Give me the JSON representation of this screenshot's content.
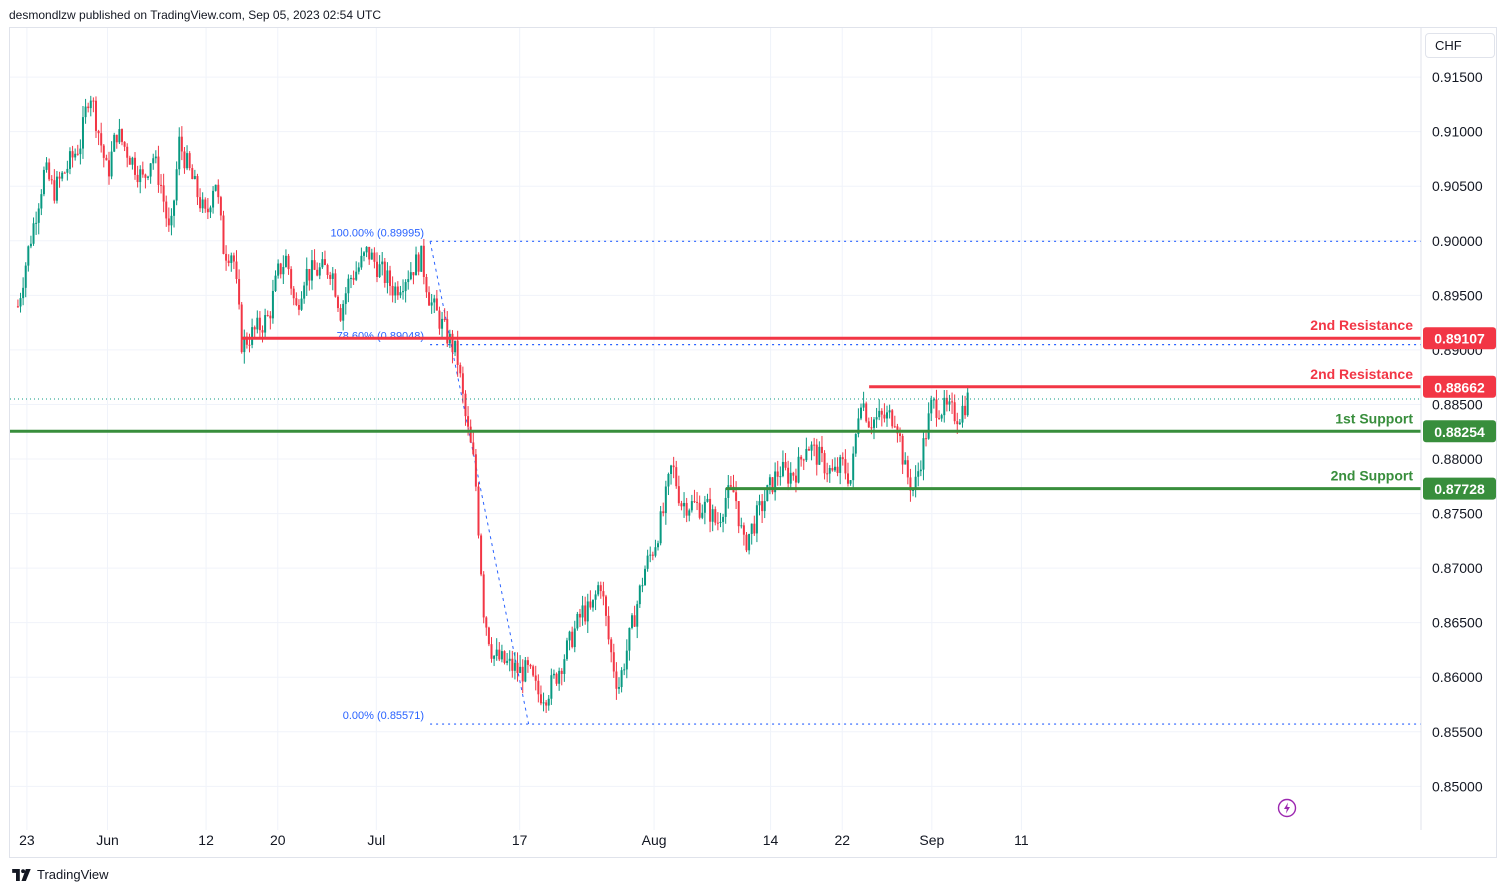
{
  "header": {
    "publisher_text": "desmondlzw published on TradingView.com, Sep 05, 2023 02:54 UTC"
  },
  "footer": {
    "brand": "TradingView"
  },
  "ui": {
    "currency_button": "CHF",
    "icons": [
      "tradingview-logo-icon",
      "lightning-icon"
    ]
  },
  "colors": {
    "up": "#089981",
    "down": "#f23645",
    "resistance": "#f23645",
    "support": "#388e3c",
    "fib": "#2962ff"
  },
  "chart_data": {
    "type": "candlestick",
    "ylim": [
      0.846,
      0.9195
    ],
    "price_ticks": [
      "0.91500",
      "0.91000",
      "0.90500",
      "0.90000",
      "0.89500",
      "0.89000",
      "0.88500",
      "0.88000",
      "0.87500",
      "0.87000",
      "0.86500",
      "0.86000",
      "0.85500",
      "0.85000"
    ],
    "time_labels": [
      "23",
      "Jun",
      "12",
      "20",
      "Jul",
      "17",
      "Aug",
      "14",
      "22",
      "Sep",
      "11"
    ],
    "levels": [
      {
        "label": "2nd Resistance",
        "value": "0.89107",
        "kind": "resistance",
        "price": 0.89107,
        "start": "2023-06-16"
      },
      {
        "label": "2nd Resistance",
        "value": "0.88662",
        "kind": "resistance",
        "price": 0.88662,
        "start": "2023-08-25"
      },
      {
        "label": "1st Support",
        "value": "0.88254",
        "kind": "support",
        "price": 0.88254,
        "start": "2023-05-22"
      },
      {
        "label": "2nd Support",
        "value": "0.87728",
        "kind": "support",
        "price": 0.87728,
        "start": "2023-08-09"
      }
    ],
    "fib": [
      {
        "label": "100.00% (0.89995)",
        "price": 0.89995
      },
      {
        "label": "78.60% (0.89048)",
        "price": 0.89048
      },
      {
        "label": "0.00% (0.85571)",
        "price": 0.85571
      }
    ],
    "last_price": 0.8855,
    "path": [
      [
        "2023-05-22",
        0.894
      ],
      [
        "2023-05-23",
        0.8985
      ],
      [
        "2023-05-24",
        0.9025
      ],
      [
        "2023-05-25",
        0.9065
      ],
      [
        "2023-05-26",
        0.9045
      ],
      [
        "2023-05-29",
        0.909
      ],
      [
        "2023-05-30",
        0.914
      ],
      [
        "2023-05-31",
        0.91
      ],
      [
        "2023-06-01",
        0.906
      ],
      [
        "2023-06-02",
        0.91
      ],
      [
        "2023-06-05",
        0.9055
      ],
      [
        "2023-06-06",
        0.908
      ],
      [
        "2023-06-07",
        0.905
      ],
      [
        "2023-06-08",
        0.9
      ],
      [
        "2023-06-09",
        0.909
      ],
      [
        "2023-06-12",
        0.902
      ],
      [
        "2023-06-13",
        0.906
      ],
      [
        "2023-06-14",
        0.899
      ],
      [
        "2023-06-15",
        0.899
      ],
      [
        "2023-06-16",
        0.8905
      ],
      [
        "2023-06-19",
        0.893
      ],
      [
        "2023-06-20",
        0.897
      ],
      [
        "2023-06-21",
        0.8985
      ],
      [
        "2023-06-22",
        0.8935
      ],
      [
        "2023-06-23",
        0.897
      ],
      [
        "2023-06-26",
        0.8975
      ],
      [
        "2023-06-27",
        0.8935
      ],
      [
        "2023-06-28",
        0.8965
      ],
      [
        "2023-06-29",
        0.8975
      ],
      [
        "2023-06-30",
        0.899
      ],
      [
        "2023-07-03",
        0.8955
      ],
      [
        "2023-07-04",
        0.8965
      ],
      [
        "2023-07-05",
        0.8975
      ],
      [
        "2023-07-06",
        0.8985
      ],
      [
        "2023-07-07",
        0.8945
      ],
      [
        "2023-07-10",
        0.8895
      ],
      [
        "2023-07-11",
        0.8835
      ],
      [
        "2023-07-12",
        0.879
      ],
      [
        "2023-07-13",
        0.866
      ],
      [
        "2023-07-14",
        0.862
      ],
      [
        "2023-07-17",
        0.8605
      ],
      [
        "2023-07-18",
        0.8605
      ],
      [
        "2023-07-19",
        0.8585
      ],
      [
        "2023-07-20",
        0.8585
      ],
      [
        "2023-07-21",
        0.86
      ],
      [
        "2023-07-24",
        0.866
      ],
      [
        "2023-07-25",
        0.866
      ],
      [
        "2023-07-26",
        0.869
      ],
      [
        "2023-07-27",
        0.863
      ],
      [
        "2023-07-28",
        0.859
      ],
      [
        "2023-07-31",
        0.87
      ],
      [
        "2023-08-01",
        0.872
      ],
      [
        "2023-08-02",
        0.875
      ],
      [
        "2023-08-03",
        0.8795
      ],
      [
        "2023-08-04",
        0.876
      ],
      [
        "2023-08-07",
        0.8755
      ],
      [
        "2023-08-08",
        0.874
      ],
      [
        "2023-08-09",
        0.8765
      ],
      [
        "2023-08-10",
        0.877
      ],
      [
        "2023-08-11",
        0.872
      ],
      [
        "2023-08-14",
        0.8775
      ],
      [
        "2023-08-15",
        0.879
      ],
      [
        "2023-08-16",
        0.8785
      ],
      [
        "2023-08-17",
        0.879
      ],
      [
        "2023-08-18",
        0.8815
      ],
      [
        "2023-08-21",
        0.8785
      ],
      [
        "2023-08-22",
        0.8795
      ],
      [
        "2023-08-23",
        0.878
      ],
      [
        "2023-08-24",
        0.886
      ],
      [
        "2023-08-25",
        0.8835
      ],
      [
        "2023-08-28",
        0.884
      ],
      [
        "2023-08-29",
        0.879
      ],
      [
        "2023-08-30",
        0.877
      ],
      [
        "2023-08-31",
        0.881
      ],
      [
        "2023-09-01",
        0.885
      ],
      [
        "2023-09-04",
        0.884
      ],
      [
        "2023-09-05",
        0.8855
      ]
    ]
  }
}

Exercise task: Which lines hold the string "value"? Copy all of them from the data above.

Reply to the task:
        "value": "0.89107",
        "value": "0.88662",
        "value": "0.88254",
        "value": "0.87728",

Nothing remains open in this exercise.